• **GIVEN PROBLEM**
Each line that includes the string "document" counts once; give the total and nothing else.

********************

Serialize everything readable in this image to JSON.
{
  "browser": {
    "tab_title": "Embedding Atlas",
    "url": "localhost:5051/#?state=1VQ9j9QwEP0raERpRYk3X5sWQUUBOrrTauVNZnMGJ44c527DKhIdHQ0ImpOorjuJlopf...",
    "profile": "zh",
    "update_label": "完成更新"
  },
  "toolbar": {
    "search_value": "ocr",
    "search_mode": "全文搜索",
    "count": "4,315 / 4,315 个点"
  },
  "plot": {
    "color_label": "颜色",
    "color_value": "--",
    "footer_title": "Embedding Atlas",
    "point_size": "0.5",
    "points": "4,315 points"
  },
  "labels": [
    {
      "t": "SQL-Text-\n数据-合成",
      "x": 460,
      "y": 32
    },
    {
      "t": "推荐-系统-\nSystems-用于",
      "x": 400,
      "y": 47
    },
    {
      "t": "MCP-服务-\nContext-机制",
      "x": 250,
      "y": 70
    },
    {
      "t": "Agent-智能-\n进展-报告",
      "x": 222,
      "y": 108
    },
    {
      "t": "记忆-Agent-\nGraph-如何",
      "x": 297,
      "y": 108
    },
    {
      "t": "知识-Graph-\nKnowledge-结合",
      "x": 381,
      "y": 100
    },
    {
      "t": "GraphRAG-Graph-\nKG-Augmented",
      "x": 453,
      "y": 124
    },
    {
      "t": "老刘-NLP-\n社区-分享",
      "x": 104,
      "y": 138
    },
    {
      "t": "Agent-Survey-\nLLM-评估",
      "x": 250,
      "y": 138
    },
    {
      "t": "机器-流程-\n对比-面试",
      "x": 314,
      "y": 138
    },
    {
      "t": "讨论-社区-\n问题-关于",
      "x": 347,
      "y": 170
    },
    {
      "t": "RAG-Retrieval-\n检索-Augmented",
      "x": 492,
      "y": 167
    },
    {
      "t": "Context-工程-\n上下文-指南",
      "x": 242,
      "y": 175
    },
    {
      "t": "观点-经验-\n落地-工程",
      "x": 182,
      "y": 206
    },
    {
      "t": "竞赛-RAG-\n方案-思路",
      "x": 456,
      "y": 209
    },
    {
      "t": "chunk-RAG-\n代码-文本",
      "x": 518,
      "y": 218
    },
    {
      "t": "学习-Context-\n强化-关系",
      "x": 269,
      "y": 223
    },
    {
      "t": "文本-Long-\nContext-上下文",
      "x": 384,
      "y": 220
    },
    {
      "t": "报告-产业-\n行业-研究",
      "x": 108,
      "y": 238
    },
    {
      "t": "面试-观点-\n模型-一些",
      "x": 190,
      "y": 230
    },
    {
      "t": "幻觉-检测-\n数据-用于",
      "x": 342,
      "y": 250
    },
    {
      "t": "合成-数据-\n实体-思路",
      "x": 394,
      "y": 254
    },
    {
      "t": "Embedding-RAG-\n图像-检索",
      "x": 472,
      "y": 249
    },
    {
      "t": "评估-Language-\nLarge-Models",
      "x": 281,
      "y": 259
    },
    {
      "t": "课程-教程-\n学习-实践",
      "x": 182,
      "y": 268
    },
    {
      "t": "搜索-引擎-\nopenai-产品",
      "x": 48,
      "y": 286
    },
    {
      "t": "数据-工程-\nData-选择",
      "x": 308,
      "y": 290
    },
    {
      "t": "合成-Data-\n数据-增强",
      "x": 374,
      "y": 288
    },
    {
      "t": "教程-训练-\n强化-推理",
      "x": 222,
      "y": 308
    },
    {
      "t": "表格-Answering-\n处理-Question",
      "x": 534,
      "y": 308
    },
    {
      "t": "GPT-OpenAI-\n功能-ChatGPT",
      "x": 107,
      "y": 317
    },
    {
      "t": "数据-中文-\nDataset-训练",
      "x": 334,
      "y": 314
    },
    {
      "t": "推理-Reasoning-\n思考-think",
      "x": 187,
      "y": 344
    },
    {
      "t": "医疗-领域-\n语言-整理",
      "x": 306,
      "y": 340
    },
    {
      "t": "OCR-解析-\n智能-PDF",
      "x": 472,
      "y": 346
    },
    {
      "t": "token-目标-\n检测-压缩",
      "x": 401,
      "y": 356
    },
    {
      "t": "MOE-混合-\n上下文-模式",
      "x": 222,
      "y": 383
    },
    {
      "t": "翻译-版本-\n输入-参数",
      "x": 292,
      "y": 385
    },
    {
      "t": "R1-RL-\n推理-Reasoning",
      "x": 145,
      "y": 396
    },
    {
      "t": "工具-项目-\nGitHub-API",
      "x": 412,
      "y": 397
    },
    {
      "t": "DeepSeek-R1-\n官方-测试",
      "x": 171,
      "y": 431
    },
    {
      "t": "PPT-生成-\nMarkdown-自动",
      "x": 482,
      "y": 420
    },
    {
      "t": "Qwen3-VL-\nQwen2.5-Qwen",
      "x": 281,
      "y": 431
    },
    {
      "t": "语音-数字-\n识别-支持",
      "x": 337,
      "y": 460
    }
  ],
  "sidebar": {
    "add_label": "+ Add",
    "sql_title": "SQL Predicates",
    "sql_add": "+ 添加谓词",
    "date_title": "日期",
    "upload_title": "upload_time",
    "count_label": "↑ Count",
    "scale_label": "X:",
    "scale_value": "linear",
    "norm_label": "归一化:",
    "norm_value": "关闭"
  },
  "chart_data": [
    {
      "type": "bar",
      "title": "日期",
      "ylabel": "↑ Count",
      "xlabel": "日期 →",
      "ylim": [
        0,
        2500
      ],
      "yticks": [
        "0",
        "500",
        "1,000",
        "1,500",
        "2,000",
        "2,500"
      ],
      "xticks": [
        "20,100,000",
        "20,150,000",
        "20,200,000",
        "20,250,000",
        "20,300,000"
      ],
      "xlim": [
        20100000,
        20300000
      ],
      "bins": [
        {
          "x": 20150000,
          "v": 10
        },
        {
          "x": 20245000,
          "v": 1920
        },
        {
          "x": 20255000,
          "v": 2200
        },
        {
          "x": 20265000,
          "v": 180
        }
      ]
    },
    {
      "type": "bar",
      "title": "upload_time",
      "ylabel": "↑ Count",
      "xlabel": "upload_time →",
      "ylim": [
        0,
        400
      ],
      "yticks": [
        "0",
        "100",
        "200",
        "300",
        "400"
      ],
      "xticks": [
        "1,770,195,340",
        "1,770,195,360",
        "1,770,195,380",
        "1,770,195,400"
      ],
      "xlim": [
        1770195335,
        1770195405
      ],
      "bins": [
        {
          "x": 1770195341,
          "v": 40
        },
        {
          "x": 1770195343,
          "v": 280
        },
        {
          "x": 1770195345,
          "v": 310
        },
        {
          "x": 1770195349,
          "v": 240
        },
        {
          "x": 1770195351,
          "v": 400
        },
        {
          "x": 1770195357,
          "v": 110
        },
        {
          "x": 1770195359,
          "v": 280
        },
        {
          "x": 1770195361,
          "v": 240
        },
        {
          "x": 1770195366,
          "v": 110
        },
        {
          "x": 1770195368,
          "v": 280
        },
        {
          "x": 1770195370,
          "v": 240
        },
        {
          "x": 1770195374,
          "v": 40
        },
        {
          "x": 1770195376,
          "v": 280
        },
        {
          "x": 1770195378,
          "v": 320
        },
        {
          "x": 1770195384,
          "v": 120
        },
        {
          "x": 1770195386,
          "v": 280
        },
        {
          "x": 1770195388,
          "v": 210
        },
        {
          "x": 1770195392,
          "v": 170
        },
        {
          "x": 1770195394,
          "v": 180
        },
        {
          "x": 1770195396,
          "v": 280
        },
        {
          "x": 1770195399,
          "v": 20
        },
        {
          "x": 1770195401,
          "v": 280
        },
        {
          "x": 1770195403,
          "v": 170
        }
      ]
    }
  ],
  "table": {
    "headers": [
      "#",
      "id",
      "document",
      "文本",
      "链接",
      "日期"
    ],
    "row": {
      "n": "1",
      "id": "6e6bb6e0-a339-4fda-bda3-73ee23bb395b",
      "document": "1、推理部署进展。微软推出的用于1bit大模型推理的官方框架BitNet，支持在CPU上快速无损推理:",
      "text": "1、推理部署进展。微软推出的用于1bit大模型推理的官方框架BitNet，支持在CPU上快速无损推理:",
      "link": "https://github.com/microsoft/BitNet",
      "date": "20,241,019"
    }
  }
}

********************

• **RESULT OF THE EXERCISE**
2